# EXERCISE 1:
According to the JSONPath matching library description, which library does the project aim for parity with?
# EXERCISE 2:
Continue the description of the JSONPath matching library from the point where it stops.

DOCUMENT TEXT below:

A small, fast library that builds a simple "hyperscan" automaton to match many JSONPath (RFC9535-style) expressions against JSON documents. The project provides a compact in-process matcher that aims for parity with jsonpath_rfc9535.
- Add many JSONPath selectors and build a matching automaton
- Query JSON documents for matches efficiently
- Support for field, child, descendant, index, slice and filter selectors
- Small, well-tested core implementation located at
src/json_hyperscan/json_hyperscan.py
Install (developer/test environment)
This project uses modern Python tooling. Create a virtual environment and install dev dependencies listed in pyproject.toml.
python -m venv .venv
source .venv/bin/activate
pip install -U pip
# Recommended (fast, reproducible): install uv and use it to manage deps
pip install uv
# Create a venv and install project + dev deps using uv's pip frontend
uv pip install -e .[dev]The project includes the JSONPath compliance tests as a git submodule at tests/jsonpath-compliance-test-suite.

End of DOCUMENT TEXT.
ENTRIES SUPPLIED below:

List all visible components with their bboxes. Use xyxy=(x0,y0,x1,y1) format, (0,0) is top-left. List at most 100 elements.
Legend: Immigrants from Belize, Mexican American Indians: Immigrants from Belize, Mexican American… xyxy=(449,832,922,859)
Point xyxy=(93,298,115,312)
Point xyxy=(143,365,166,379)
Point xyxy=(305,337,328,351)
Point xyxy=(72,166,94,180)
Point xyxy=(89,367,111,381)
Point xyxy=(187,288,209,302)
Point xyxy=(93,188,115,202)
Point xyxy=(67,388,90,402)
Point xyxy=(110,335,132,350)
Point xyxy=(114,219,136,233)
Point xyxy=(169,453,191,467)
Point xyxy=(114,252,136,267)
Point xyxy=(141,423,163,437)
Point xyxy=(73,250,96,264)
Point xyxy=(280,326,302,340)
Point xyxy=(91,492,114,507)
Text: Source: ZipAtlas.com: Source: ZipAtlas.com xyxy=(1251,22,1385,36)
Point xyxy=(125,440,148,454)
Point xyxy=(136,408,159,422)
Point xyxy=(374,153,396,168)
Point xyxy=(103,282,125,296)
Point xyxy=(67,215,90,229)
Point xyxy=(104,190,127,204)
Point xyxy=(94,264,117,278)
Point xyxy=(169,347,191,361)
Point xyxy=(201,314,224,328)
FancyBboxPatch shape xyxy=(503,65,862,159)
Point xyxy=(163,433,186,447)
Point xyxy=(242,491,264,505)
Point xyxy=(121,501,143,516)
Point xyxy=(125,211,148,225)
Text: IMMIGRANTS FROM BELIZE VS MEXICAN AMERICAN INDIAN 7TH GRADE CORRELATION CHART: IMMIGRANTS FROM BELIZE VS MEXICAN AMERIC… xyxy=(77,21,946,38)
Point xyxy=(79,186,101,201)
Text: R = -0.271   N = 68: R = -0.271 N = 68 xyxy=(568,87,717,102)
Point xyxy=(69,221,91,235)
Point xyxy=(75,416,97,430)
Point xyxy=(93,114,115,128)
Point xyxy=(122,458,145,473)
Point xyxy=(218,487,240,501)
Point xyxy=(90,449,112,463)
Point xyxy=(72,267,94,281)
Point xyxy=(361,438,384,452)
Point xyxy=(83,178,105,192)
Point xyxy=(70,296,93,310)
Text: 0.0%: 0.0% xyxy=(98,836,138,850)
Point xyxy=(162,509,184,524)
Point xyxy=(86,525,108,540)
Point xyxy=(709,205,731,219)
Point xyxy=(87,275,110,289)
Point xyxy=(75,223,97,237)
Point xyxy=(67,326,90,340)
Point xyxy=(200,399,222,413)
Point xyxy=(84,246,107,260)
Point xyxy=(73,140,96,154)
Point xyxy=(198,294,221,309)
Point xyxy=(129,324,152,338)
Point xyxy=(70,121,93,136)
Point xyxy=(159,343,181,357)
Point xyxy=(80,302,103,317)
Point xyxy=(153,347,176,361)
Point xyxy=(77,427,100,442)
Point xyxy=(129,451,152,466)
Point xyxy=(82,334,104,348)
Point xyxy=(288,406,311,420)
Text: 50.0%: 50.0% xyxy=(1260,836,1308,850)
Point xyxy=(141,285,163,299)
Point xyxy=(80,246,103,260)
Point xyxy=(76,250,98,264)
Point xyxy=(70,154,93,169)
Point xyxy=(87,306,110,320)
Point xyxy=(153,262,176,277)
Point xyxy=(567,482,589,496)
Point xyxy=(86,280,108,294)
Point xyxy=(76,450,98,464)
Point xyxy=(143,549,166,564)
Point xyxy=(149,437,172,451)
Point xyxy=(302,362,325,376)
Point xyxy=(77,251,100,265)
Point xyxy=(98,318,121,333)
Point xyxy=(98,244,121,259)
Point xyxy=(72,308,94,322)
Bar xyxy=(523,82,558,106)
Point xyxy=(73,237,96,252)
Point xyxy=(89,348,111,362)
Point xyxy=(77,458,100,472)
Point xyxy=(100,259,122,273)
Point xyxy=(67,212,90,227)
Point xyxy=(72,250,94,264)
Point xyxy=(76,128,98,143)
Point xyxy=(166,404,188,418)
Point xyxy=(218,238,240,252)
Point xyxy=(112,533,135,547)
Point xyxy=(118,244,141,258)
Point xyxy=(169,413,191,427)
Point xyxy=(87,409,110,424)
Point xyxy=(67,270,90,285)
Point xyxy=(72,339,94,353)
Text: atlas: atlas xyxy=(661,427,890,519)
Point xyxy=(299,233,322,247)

End of ENTRIES SUPPLIED.

# TASK OUTPUT 1:
jsonpath_rfc9535

# TASK OUTPUT 2:
CI checks out submodules automatically, but if you're running tests locally you may need to initialize it first:
git submodule update --init --recursiveOr, if you only need runtime installation (no dev extras):
pip install -e .A minimal example using the public API in JSONHyperscan:
from json_hyperscan import JSONHyperscan
hs = JSONHyperscan()
hs.add_pattern('$.store.book[*].author')
hs.add_pattern('$..title')
doc = {
"store": {
"book": [
{"author": "Nigel Rees", "title": "Sayings of the Century"},
{"author": "Evelyn Waugh", "title": "Sword of Honour"}
]
}
}
matches = list(hs.iter_matches(doc))
for m in matches:
print(m)See the LICENSE file in the repository.
This project uses jsonpath_rfc9535 for parsing and some tests compare output to other JSONPath implementations. See pyproject.toml for the dependency list used in development and testing.